Copy every line of the entries below word for word, changing nothing.
"""
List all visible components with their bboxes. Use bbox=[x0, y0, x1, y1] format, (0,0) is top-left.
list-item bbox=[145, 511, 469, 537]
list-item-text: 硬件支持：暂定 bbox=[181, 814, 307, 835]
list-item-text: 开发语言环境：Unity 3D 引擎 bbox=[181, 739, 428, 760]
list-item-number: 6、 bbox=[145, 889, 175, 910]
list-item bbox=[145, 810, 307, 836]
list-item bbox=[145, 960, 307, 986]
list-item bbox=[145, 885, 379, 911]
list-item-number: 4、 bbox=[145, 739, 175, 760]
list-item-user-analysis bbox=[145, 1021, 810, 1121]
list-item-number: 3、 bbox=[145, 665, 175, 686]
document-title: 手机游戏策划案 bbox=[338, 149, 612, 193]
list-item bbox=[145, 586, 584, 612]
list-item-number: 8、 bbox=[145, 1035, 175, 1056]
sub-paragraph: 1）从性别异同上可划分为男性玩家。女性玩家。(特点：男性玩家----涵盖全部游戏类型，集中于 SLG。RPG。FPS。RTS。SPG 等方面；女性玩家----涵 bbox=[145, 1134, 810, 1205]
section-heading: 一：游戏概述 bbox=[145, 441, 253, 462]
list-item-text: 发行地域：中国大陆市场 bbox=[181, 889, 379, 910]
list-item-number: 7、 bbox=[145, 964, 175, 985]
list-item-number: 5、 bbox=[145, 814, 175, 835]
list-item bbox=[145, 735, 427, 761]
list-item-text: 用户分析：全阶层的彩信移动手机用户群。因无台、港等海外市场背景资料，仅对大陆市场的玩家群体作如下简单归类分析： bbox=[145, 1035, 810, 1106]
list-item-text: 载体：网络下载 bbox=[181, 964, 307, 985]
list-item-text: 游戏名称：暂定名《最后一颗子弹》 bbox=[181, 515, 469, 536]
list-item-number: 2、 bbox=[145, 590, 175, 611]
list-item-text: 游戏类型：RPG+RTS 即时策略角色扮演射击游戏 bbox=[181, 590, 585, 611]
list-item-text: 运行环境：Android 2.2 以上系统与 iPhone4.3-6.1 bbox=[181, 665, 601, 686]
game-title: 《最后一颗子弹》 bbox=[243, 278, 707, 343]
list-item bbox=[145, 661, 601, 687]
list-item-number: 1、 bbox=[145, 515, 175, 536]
"""
# [COMPLETE RESPONSE]
List all visible components with their bboxes. Use bbox=[x0, y0, x1, y1] format, (0,0) is top-left.
list-item bbox=[145, 511, 469, 537]
list-item-text: 硬件支持：暂定 bbox=[181, 814, 307, 835]
list-item-text: 开发语言环境：Unity 3D 引擎 bbox=[181, 739, 428, 760]
list-item-number: 6、 bbox=[145, 889, 175, 910]
list-item bbox=[145, 810, 307, 836]
list-item bbox=[145, 960, 307, 986]
list-item bbox=[145, 885, 379, 911]
list-item-number: 4、 bbox=[145, 739, 175, 760]
list-item-user-analysis bbox=[145, 1021, 810, 1121]
list-item-number: 3、 bbox=[145, 665, 175, 686]
document-title: 手机游戏策划案 bbox=[338, 149, 612, 193]
list-item bbox=[145, 586, 584, 612]
list-item-number: 8、 bbox=[145, 1035, 175, 1056]
sub-paragraph: 1）从性别异同上可划分为男性玩家。女性玩家。(特点：男性玩家----涵盖全部游戏类型，集中于 SLG。RPG。FPS。RTS。SPG 等方面；女性玩家----涵 bbox=[145, 1134, 810, 1205]
section-heading: 一：游戏概述 bbox=[145, 441, 253, 462]
list-item-text: 发行地域：中国大陆市场 bbox=[181, 889, 379, 910]
list-item-number: 7、 bbox=[145, 964, 175, 985]
list-item-number: 5、 bbox=[145, 814, 175, 835]
list-item bbox=[145, 735, 427, 761]
list-item-text: 用户分析：全阶层的彩信移动手机用户群。因无台、港等海外市场背景资料，仅对大陆市场的玩家群体作如下简单归类分析： bbox=[145, 1035, 810, 1106]
list-item-text: 载体：网络下载 bbox=[181, 964, 307, 985]
list-item-text: 游戏名称：暂定名《最后一颗子弹》 bbox=[181, 515, 469, 536]
list-item-number: 2、 bbox=[145, 590, 175, 611]
list-item-text: 游戏类型：RPG+RTS 即时策略角色扮演射击游戏 bbox=[181, 590, 585, 611]
list-item-text: 运行环境：Android 2.2 以上系统与 iPhone4.3-6.1 bbox=[181, 665, 601, 686]
game-title: 《最后一颗子弹》 bbox=[243, 278, 707, 343]
list-item bbox=[145, 661, 601, 687]
list-item-number: 1、 bbox=[145, 515, 175, 536]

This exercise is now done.